**Stated problem a**
List every line in the records that contains the string "neutral", treating uppercase and lowercase as different.

[begin Given passage]

You are viewing a plain text version of this content. The canonical link for it is here.
Posted to issues@spark.apache.org by "Sean Owen (JIRA)" <ji...@apache.org> on 2019/05/31 12:23:00 UTC

[jira] [Commented] (SPARK-27896) Fix definition of clustering silhouette coefficient for 1-element clusters

    [ https://issues.apache.org/jira/browse/SPARK-27896?page=com.atlassian.jira.plugin.system.issuetabpanels:comment-tabpanel&focusedCommentId=16852962#comment-16852962 ] 

Sean Owen commented on SPARK-27896:
-----------------------------------

Copying follow up from email:

Yes the paper does say the silhouette is 0 in this case. That's an
argument to change it.

On the other hand, I am not sure if I agree with the paper here. If A
consists of one point, then that point's assignment is optimal in a
sense. Setting the silhouette to 0 indicates that assigning it to B,
which is a cluster of more distant points, is just as good. I don't
think that makes as much sense as 1, which it returns now.

You could argue that silhouette is specifically penalizing, in a way,
this type of assignment in a way that Euclidean distance does not.
Wikipedia's definition follows the paper:
https://en.wikipedia.org/wiki/Silhouette_(clustering)

[end Given passage]
[begin Data provided]

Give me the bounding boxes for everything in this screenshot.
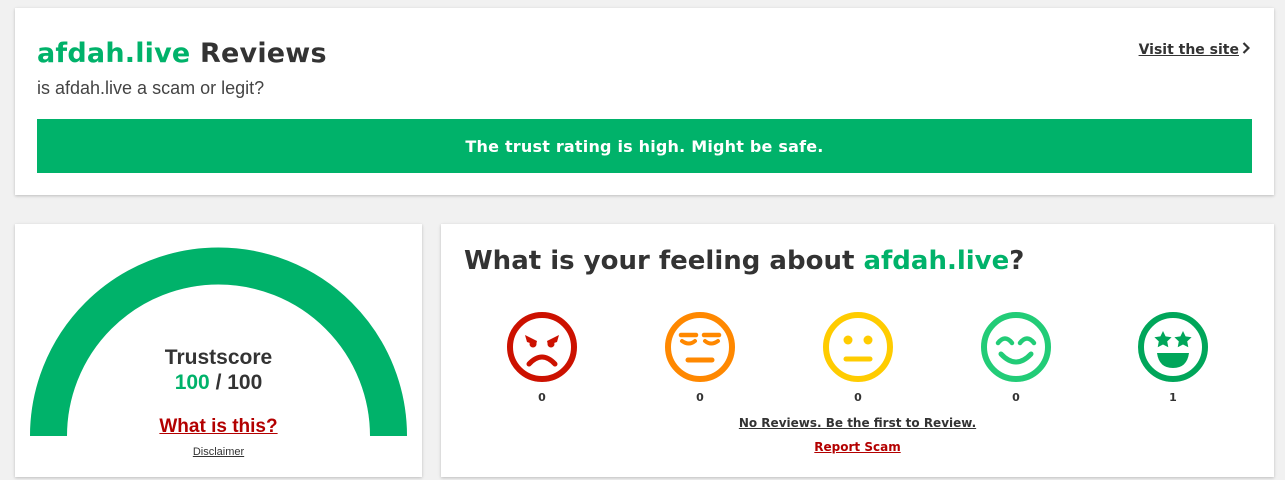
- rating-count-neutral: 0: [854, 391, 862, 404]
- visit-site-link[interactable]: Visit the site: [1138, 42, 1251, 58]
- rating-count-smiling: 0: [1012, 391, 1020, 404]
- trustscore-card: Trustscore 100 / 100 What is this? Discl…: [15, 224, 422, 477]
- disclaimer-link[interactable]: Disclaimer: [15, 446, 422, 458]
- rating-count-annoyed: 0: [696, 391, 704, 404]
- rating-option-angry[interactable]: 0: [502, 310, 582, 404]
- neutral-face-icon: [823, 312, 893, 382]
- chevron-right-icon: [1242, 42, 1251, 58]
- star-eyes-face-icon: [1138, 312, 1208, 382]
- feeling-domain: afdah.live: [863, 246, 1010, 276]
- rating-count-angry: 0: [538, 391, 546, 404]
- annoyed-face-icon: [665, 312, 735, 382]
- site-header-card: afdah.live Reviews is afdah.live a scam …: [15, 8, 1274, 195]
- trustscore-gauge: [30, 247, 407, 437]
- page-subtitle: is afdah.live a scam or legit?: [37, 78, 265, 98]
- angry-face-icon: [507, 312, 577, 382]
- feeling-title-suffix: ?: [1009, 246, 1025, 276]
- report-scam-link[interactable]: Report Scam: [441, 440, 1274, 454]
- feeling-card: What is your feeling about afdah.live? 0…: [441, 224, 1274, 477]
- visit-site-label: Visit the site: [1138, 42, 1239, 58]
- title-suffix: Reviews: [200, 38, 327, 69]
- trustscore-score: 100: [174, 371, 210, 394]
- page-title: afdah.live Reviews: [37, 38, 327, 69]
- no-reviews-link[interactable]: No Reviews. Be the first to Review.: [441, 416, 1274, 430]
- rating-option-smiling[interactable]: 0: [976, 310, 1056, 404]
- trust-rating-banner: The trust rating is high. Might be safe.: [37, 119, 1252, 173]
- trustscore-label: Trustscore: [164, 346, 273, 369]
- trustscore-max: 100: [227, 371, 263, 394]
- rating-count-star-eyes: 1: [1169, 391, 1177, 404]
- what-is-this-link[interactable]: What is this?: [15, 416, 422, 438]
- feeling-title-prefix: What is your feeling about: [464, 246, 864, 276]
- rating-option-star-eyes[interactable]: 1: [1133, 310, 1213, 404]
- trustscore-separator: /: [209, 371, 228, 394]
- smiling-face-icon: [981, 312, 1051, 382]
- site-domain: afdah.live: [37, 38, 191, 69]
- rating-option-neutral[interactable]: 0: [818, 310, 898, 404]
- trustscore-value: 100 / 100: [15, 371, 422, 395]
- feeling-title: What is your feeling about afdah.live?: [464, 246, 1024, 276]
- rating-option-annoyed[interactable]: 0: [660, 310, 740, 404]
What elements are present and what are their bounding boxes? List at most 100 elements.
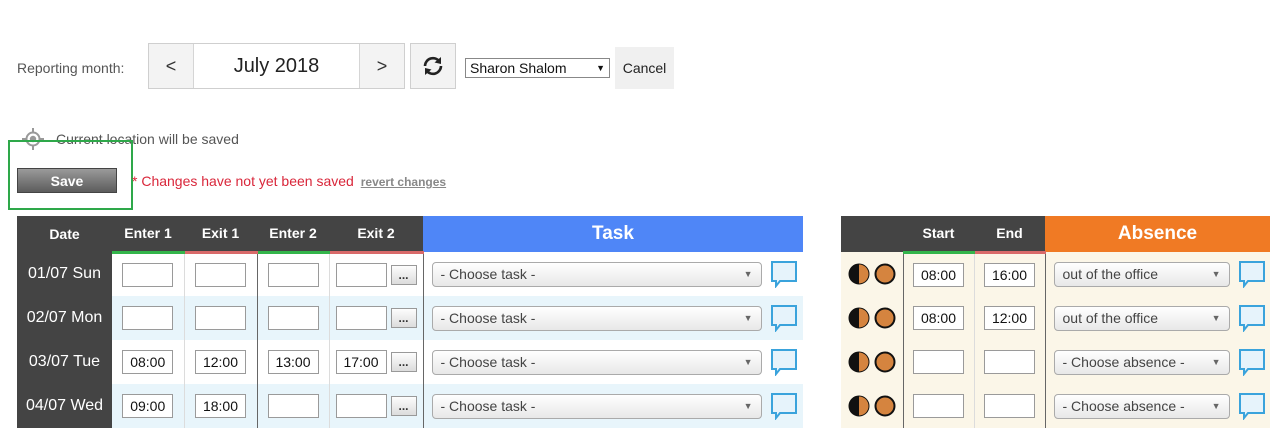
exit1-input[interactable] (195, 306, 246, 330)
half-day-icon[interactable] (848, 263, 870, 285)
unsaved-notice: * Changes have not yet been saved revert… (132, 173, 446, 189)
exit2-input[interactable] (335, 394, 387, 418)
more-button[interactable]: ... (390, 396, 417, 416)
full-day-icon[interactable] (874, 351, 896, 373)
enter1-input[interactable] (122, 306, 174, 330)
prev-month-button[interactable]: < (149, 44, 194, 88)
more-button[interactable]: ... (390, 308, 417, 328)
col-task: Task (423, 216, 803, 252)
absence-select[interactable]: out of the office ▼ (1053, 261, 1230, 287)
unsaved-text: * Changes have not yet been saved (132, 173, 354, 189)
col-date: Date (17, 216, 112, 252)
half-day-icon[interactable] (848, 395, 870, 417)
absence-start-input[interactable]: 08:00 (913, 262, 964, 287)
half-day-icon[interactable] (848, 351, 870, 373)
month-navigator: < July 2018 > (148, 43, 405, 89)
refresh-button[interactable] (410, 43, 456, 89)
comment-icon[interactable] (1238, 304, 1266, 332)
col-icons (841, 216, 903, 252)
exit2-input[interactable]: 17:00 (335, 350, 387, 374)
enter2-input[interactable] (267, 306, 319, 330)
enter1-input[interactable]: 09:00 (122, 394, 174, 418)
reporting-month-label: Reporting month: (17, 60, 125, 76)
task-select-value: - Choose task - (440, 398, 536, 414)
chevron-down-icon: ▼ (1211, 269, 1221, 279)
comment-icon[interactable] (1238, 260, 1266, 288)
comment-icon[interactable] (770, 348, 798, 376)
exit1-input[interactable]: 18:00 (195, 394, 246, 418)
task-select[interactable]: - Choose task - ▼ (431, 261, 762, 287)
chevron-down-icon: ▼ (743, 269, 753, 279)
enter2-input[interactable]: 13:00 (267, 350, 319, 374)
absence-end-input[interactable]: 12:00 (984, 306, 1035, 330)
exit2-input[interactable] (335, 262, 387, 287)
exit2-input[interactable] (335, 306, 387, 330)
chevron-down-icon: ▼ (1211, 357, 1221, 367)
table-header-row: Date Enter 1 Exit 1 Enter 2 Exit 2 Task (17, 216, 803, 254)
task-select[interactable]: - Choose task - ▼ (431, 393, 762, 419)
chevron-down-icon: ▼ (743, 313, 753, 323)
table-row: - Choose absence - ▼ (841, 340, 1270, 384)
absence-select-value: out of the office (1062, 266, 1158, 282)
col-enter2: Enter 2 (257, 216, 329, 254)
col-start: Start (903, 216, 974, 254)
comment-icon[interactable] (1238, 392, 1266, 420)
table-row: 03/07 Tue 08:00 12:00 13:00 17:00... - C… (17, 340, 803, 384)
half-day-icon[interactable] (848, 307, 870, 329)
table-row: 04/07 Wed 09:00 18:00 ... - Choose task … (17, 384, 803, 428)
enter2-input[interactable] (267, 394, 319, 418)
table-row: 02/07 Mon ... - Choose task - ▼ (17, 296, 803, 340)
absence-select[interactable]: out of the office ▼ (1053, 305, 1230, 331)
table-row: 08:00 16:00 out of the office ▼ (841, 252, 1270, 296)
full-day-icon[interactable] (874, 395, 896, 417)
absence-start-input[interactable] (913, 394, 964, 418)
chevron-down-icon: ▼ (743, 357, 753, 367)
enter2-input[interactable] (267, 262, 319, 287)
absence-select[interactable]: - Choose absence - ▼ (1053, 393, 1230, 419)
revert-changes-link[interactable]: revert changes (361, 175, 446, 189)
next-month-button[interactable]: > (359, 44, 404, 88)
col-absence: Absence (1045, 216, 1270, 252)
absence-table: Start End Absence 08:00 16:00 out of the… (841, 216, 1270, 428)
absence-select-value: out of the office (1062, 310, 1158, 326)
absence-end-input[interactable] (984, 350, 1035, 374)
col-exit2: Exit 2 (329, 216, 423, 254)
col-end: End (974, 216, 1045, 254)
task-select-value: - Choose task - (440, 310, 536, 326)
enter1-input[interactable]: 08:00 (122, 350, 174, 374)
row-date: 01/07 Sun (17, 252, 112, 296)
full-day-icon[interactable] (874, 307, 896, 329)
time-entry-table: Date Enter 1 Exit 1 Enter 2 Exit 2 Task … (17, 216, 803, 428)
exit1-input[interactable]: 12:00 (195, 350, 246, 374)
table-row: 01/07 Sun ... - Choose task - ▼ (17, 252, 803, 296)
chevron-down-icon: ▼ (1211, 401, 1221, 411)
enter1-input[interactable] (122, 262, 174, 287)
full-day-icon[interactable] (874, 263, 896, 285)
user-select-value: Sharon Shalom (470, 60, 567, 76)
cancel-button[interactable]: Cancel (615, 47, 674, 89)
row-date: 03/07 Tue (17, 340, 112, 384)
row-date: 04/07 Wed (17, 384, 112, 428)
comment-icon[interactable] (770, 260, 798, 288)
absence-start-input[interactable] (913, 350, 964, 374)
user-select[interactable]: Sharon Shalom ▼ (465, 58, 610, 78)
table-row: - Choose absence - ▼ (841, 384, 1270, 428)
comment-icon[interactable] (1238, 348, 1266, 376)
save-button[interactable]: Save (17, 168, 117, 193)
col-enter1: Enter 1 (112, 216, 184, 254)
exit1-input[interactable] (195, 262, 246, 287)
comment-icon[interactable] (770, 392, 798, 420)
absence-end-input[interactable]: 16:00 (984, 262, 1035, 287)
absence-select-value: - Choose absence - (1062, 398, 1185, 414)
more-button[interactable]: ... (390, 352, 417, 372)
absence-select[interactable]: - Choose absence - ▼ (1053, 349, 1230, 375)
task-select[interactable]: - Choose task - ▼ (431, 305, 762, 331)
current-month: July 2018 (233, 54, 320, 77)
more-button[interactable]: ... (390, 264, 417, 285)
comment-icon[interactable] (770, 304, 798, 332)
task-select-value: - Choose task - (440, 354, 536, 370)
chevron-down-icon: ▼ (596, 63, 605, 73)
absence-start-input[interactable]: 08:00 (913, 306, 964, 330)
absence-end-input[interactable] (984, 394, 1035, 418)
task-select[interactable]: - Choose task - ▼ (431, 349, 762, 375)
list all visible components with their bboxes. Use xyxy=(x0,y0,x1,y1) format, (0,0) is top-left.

[end Data provided]

**Stated problem b**
Reproduce the comment on the silhouette coefficient verbatim, starting at "You could argue" and ending at "https://en.wikipedia.org/wiki/Silhouette_(clustering)", with both of those included.

**Final result a**
- rating-count-neutral: 0: [854, 391, 862, 404]
- neutral-face-icon: [823, 312, 893, 382]
- rating-option-neutral[interactable]: 0: [818, 310, 898, 404]

**Final result b**
You could argue that silhouette is specifically penalizing, in a way,
this type of assignment in a way that Euclidean distance does not.
Wikipedia's definition follows the paper:
https://en.wikipedia.org/wiki/Silhouette_(clustering)